- SELECTED PASSAGE -

=== Section Start ===

On December 9, 2015, Forbes reported on documents filed in the state of Delaware, indicating a Series C funding round of $827m. This funding round could bring the company's total funding to $1.4 billion, and its post-money valuation to $3.7 billion. On February 2, 2016, it was reported that Magic Leap further raised another funding round of close to $800m, valuing it at $4.5 billion.

On June 16, 2016, Magic Leap announced a partnership with Disney's Lucasfilm and its ILMxLAB R&D unit. The two companies would form a joint research lab at Lucasfilm's San Francisco campus. In December 2016, Forbes estimated that Magic Leap was worth $4.5 billion. On July 11, 2018, AT&T invested in the company and became its exclusive partner. On August 8, 2018, the Magic Leap One was made available in the United States through AT&T.

On December 20, 2017, Magic Leap announced their first augmented reality headset, called Magic Leap One, to be shipped the following year.

On March 7, 2018, Magic Leap raised $461 million in Series D funding led by the Public Investment Fund of Saudi Arabia, the country's sovereign wealth fund.

In June 2018, the Magic Leap One was showcased online, only showing the device visually but not any of its functionality.

On July 1, 2018, the device was finally demoed, confirming its use of NVIDIA TX2 hardware. The general reaction was of disappointment with what was shown, based on what had been promised up to that point.

=== 2018–present ===
On July 11, 2018, AT&T invested in the company, set to become its exclusive partner. Also AT&T Communications' CEO John Donovan is set to become a board member of the company.

In April 2019, it was reported that Magic Leap had raised an additional $280 million from NTT Docomo as part of a partnership announced by the two companies.

In November 2019, it was reported that Magic Leap assigned all of its US patents to J.P. Morgan Chase in August 2019. The company also announced a significant financing round, which would become its series E when complete.

On April 22, 2020, Magic Leap indicated a major company restructuring and that half of the company's staff would be laid off due to the COVID-19 pandemic. Despite the job cuts, the company raised $350 million in May 2020.

On May 28, 2020, Rony Abovitz announced that Magic Leap had raised $350 million in new funding and that he would be stepping down as CEO. On July 7, 2020, the company announced their new CEO would be former Microsoft executive Peggy Johnson.

In September 2020, The Information reported that the company valuation was $6.4 billion in 2019 and by June 2020 it dropped to $450 million, by 93 percent in six months.

In October 2021, Venture Beat reported that the company's valuation was $2 billion after raising $500 million from an unidentified source and that the company would unveil the new Magic Leap 2 AR headset in 2022 (“select customers” are already using it in 2021 as part of an early access program).

=== Section End ===

- ACTIVITIES -
1. Render this sentence from the passage on Magic Leap into Spanish: "On December 20, 2017, Magic Leap announced their first augmented reality headset, called Magic Leap One, to be shipped the following year."
2. According to the passage on Magic Leap, whom did the company announce as its new CEO on July 7, 2020?

- RECORD EXCERPTS -

=== Section Start ===

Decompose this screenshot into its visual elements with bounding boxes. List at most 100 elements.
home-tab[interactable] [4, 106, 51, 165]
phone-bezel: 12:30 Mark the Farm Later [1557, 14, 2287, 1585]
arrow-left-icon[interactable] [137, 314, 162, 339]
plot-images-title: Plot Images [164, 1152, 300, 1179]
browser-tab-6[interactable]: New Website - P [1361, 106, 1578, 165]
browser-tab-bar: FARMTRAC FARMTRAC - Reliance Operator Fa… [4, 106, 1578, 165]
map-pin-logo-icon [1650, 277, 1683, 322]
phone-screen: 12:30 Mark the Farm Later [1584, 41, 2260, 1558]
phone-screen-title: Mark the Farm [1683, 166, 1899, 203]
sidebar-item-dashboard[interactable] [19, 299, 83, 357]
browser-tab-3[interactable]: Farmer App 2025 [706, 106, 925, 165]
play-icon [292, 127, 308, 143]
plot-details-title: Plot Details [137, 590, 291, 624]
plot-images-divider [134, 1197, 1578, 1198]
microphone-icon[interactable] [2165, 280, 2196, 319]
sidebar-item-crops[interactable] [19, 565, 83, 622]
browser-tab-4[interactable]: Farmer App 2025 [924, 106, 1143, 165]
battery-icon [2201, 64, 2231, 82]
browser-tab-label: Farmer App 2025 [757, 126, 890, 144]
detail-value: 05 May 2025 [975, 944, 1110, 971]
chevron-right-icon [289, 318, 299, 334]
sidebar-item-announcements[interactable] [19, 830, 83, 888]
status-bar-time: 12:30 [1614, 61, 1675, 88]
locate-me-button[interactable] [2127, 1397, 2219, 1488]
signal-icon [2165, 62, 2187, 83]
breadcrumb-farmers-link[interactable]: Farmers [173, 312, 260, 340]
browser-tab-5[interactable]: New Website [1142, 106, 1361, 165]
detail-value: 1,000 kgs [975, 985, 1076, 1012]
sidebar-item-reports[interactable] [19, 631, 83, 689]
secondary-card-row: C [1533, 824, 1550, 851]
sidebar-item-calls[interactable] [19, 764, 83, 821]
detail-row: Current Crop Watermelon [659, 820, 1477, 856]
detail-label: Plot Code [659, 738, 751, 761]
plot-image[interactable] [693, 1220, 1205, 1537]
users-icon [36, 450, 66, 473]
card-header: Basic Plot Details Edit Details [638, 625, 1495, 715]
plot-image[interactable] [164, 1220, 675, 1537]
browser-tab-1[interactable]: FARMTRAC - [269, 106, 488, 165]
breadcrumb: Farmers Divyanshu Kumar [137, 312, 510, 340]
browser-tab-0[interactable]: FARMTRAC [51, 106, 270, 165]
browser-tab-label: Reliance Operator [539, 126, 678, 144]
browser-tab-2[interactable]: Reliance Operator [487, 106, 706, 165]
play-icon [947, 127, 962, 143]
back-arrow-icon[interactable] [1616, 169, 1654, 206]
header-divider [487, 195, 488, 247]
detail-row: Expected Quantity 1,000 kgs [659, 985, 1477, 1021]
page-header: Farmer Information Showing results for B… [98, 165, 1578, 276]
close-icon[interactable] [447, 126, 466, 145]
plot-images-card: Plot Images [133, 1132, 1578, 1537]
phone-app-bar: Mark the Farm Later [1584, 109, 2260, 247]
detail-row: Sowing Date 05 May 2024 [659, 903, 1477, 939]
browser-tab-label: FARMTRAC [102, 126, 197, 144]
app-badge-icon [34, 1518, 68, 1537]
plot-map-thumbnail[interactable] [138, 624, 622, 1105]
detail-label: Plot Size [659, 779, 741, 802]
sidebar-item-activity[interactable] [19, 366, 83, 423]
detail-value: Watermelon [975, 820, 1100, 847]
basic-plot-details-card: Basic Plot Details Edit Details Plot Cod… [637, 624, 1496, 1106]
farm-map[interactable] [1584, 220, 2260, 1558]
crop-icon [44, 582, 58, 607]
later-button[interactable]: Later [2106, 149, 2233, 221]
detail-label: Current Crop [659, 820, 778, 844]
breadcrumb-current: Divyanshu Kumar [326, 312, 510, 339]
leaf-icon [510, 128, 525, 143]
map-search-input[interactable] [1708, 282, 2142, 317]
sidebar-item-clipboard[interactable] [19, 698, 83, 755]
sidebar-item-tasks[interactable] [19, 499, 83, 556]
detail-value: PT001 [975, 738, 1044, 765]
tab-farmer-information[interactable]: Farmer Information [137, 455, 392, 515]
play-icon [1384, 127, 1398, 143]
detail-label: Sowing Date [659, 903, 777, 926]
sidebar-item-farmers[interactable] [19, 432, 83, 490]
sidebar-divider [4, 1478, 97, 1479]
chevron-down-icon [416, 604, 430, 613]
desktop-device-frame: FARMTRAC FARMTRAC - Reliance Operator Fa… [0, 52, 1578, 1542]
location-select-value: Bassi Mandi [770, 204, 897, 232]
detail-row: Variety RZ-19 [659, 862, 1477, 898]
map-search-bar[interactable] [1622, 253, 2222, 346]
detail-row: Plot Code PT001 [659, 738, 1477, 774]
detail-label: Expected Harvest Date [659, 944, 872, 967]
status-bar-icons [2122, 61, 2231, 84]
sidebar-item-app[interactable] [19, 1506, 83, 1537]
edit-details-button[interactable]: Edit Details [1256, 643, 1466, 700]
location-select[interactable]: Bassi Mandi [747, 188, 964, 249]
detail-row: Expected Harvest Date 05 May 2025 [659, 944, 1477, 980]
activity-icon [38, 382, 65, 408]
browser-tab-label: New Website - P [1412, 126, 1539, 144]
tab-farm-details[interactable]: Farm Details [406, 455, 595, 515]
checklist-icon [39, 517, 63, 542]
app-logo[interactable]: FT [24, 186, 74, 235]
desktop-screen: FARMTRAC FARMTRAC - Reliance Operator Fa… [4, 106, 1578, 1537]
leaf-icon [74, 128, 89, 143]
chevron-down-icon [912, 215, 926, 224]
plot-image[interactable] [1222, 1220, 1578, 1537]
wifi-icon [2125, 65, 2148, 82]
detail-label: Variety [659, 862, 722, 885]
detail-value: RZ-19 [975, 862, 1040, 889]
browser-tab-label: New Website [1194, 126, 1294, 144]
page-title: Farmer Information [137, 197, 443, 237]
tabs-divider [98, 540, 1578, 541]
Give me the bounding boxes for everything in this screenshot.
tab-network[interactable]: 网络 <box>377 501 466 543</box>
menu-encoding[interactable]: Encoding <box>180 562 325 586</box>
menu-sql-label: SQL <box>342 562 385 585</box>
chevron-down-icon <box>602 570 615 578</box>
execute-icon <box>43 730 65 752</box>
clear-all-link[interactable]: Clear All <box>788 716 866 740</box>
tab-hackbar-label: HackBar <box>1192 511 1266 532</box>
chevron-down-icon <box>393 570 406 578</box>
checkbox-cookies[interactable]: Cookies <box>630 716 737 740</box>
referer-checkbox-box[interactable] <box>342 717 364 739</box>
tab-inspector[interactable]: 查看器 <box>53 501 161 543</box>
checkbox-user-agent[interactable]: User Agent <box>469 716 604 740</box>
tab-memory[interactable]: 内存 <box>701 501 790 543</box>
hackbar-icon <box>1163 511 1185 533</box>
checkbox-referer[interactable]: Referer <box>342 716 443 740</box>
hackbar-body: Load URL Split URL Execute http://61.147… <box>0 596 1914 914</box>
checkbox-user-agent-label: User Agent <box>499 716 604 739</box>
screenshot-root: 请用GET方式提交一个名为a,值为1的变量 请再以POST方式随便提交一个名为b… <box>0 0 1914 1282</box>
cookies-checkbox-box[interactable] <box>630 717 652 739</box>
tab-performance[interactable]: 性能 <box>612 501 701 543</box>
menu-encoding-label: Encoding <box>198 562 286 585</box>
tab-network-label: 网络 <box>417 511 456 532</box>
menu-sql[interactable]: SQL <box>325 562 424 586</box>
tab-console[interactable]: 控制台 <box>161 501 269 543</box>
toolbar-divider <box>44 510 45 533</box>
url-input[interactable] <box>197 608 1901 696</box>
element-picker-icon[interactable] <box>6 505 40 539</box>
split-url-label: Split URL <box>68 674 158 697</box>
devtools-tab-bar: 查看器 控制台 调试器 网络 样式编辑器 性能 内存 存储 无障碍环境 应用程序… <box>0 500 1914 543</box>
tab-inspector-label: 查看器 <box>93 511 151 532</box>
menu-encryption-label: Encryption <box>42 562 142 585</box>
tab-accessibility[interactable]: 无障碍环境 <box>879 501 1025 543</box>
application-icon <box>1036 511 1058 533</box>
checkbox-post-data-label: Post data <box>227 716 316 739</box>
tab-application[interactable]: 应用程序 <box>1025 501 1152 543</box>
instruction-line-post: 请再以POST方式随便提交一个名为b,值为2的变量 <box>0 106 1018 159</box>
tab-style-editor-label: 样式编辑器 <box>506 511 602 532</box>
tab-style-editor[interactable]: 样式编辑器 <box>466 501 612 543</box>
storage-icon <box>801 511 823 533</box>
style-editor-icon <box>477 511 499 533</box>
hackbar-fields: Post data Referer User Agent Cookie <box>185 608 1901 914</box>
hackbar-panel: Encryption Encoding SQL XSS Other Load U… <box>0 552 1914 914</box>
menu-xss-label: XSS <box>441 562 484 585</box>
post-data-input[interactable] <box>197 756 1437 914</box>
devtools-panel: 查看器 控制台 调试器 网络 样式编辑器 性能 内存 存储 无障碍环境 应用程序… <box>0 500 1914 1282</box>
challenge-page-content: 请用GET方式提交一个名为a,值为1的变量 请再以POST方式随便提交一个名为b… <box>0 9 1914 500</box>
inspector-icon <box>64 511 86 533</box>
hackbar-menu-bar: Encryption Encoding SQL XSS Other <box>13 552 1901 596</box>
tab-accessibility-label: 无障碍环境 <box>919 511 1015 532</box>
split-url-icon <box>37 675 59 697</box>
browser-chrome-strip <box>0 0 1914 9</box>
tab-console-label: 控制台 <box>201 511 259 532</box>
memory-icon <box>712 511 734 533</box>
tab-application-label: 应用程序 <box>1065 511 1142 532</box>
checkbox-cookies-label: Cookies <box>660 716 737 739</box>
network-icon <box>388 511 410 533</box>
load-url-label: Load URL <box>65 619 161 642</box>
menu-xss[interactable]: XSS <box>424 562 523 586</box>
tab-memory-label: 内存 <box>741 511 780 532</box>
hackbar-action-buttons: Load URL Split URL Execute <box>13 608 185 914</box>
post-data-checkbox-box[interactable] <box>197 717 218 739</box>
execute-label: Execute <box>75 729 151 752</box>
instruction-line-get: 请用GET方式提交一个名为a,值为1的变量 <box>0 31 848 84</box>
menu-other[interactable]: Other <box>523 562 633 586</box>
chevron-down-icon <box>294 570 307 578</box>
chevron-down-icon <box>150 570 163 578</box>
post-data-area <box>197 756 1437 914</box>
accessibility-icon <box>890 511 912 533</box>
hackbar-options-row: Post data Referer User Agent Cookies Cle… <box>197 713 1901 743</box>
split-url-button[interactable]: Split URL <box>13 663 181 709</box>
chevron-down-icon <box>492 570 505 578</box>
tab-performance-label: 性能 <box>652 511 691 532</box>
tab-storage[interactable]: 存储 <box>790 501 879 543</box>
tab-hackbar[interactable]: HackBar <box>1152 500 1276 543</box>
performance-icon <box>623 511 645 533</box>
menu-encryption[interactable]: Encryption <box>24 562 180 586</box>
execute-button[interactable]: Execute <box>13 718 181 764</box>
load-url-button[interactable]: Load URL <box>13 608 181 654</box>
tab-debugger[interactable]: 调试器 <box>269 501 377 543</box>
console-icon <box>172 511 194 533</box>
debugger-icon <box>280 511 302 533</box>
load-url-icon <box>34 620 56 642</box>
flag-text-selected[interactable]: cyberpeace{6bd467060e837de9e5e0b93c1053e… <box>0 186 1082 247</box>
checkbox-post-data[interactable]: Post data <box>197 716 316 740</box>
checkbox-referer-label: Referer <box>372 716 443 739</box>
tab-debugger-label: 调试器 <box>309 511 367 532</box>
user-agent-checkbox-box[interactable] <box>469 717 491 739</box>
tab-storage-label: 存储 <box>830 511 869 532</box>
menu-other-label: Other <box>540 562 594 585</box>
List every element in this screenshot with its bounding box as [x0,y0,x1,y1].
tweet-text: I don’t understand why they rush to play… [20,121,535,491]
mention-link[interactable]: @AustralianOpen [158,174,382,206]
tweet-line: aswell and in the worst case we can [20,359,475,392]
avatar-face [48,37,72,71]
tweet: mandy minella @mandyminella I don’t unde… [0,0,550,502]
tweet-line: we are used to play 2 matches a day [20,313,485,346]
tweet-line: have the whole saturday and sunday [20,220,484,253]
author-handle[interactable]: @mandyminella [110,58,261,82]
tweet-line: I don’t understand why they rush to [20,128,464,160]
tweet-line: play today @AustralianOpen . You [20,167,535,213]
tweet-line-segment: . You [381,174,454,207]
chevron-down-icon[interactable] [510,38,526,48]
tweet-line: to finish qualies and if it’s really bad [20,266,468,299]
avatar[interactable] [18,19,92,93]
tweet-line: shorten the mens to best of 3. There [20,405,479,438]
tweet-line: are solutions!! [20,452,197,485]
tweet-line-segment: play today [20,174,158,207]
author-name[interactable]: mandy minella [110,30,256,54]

=== Section End ===

- SET OF ANSWERS -
1. El 20 de diciembre de 2017, Magic Leap anunció su primer visor de realidad aumentada, llamado Magic Leap One, que se enviaría al año siguiente.

2. Former Microsoft executive Peggy Johnson.